##### Input for this task
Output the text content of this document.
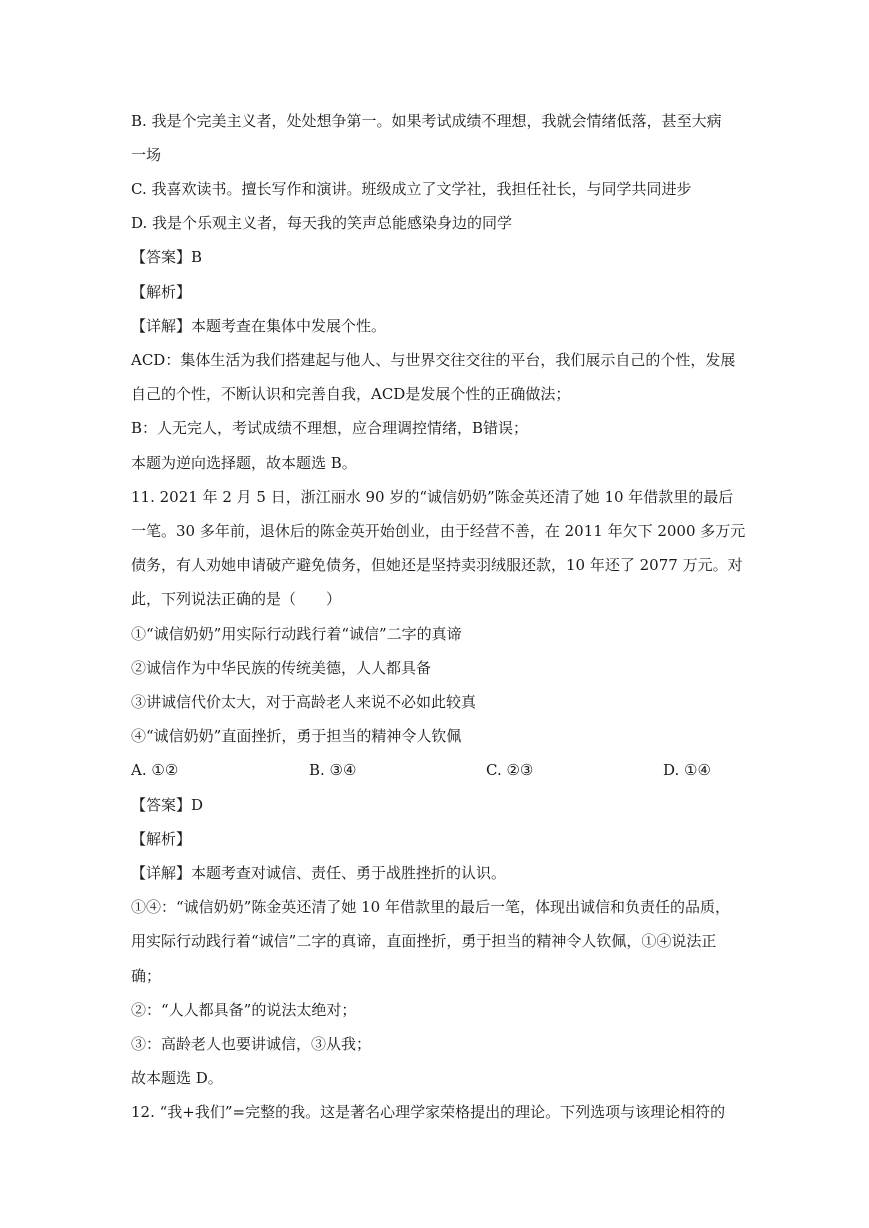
B. 我是个完美主义者，处处想争第一。如果考试成绩不理想，我就会情绪低落，甚至大病
一场
C. 我喜欢读书。擅长写作和演讲。班级成立了文学社，我担任社长，与同学共同进步
D. 我是个乐观主义者，每天我的笑声总能感染身边的同学
【答案】B
【解析】
【详解】本题考查在集体中发展个性。
ACD：集体生活为我们搭建起与他人、与世界交往交往的平台，我们展示自己的个性，发展
自己的个性，不断认识和完善自我，ACD是发展个性的正确做法；
B：人无完人，考试成绩不理想，应合理调控情绪，B错误；
本题为逆向选择题，故本题选 B。
11. 2021 年 2 月 5 日，浙江丽水 90 岁的“诚信奶奶”陈金英还清了她 10 年借款里的最后
一笔。30 多年前，退休后的陈金英开始创业，由于经营不善，在 2011 年欠下 2000 多万元
债务，有人劝她申请破产避免债务，但她还是坚持卖羽绒服还款，10 年还了 2077 万元。对
此，下列说法正确的是（　　）
①“诚信奶奶”用实际行动践行着“诚信”二字的真谛
②诚信作为中华民族的传统美德，人人都具备
③讲诚信代价太大，对于高龄老人来说不必如此较真
④“诚信奶奶”直面挫折，勇于担当的精神令人钦佩
A. ①②	B. ③④	C. ②③	D. ①④
【答案】D
【解析】
【详解】本题考查对诚信、责任、勇于战胜挫折的认识。
①④：“诚信奶奶”陈金英还清了她 10 年借款里的最后一笔，体现出诚信和负责任的品质，
用实际行动践行着“诚信”二字的真谛，直面挫折，勇于担当的精神令人钦佩，①④说法正
确；
②：“人人都具备”的说法太绝对；
③：高龄老人也要讲诚信，③从我；
故本题选 D。
12. “我+我们”=完整的我。这是著名心理学家荣格提出的理论。下列选项与该理论相符的
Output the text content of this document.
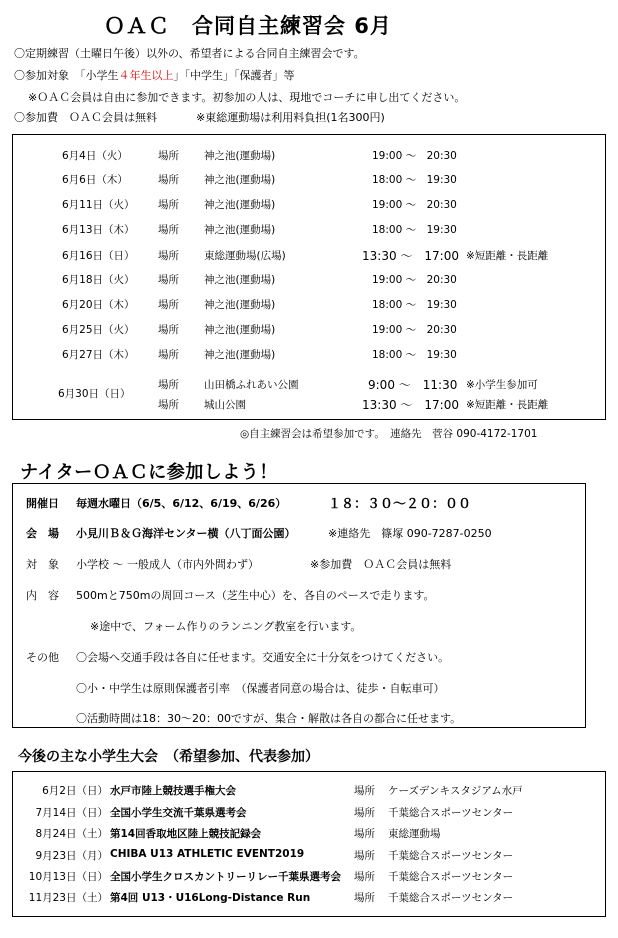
ＯＡＣ　合同自主練習会 6月
〇定期練習（土曜日午後）以外の、希望者による合同自主練習会です。
〇参加対象　「小学生４年生以上」「中学生」「保護者」等
※ＯＡＣ会員は自由に参加できます。初参加の人は、現地でコーチに申し出てください。
〇参加費　ＯＡＣ会員は無料	※東総運動場は利用料負担(1名300円)
6月4日（火）	場所 神之池(運動場)	19:00 ～　20:30
6月6日（木）	場所 神之池(運動場)	18:00 ～　19:30
6月11日（火） 場所 神之池(運動場)	19:00 ～　20:30
6月13日（木） 場所 神之池(運動場)	18:00 ～　19:30
6月16日（日） 場所 東総運動場(広場)	13:30 ～　17:00 ※短距離・長距離
6月18日（火） 場所 神之池(運動場)	19:00 ～　20:30
6月20日（木） 場所 神之池(運動場)	18:00 ～　19:30
6月25日（火） 場所 神之池(運動場)	19:00 ～　20:30
6月27日（木） 場所 神之池(運動場)	18:00 ～　19:30
6月30日（日）
場所 山田橋ふれあい公園	9:00 ～　11:30 ※小学生参加可
場所 城山公園	13:30 ～　17:00 ※短距離・長距離
◎自主練習会は希望参加です。　連絡先　菅谷 090-4172-1701
ナイターＯＡＣに参加しよう！
開催日 毎週水曜日（6/5、6/12、6/19、6/26）	１８：３０～２０：００
会　場 小見川Ｂ＆Ｇ海洋センター横（八丁面公園）	※連絡先　篠塚 090-7287-0250
対　象 小学校 ～ 一般成人（市内外問わず）	※参加費　ＯＡＣ会員は無料
内　容 500mと750mの周回コース（芝生中心）を、各自のペースで走ります。
※途中で、フォーム作りのランニング教室を行います。
その他 〇会場へ交通手段は各自に任せます。交通安全に十分気をつけてください。
〇小・中学生は原則保護者引率　（保護者同意の場合は、徒歩・自転車可）
〇活動時間は18：30～20：00ですが、集合・解散は各自の都合に任せます。
今後の主な小学生大会　（希望参加、代表参加）
6月2日（日） 水戸市陸上競技選手権大会	場所 ケーズデンキスタジアム水戸
7月14日（日） 全国小学生交流千葉県選考会	場所 千葉総合スポーツセンター
8月24日（土） 第14回香取地区陸上競技記録会	場所 東総運動場
9月23日（月） CHIBA U13 ATHLETIC EVENT2019	場所 千葉総合スポーツセンター
10月13日（日） 全国小学生クロスカントリーリレー千葉県選考会 場所 千葉総合スポーツセンター
11月23日（土） 第4回 U13・U16Long-Distance Run	場所 千葉総合スポーツセンター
##########
**Given task:** Isolate the lines above that contain the word "勇于担当的精神令人钦佩" and copy them.

**Exercise solution:**
④“诚信奶奶”直面挫折，勇于担当的精神令人钦佩
用实际行动践行着“诚信”二字的真谛，直面挫折，勇于担当的精神令人钦佩，①④说法正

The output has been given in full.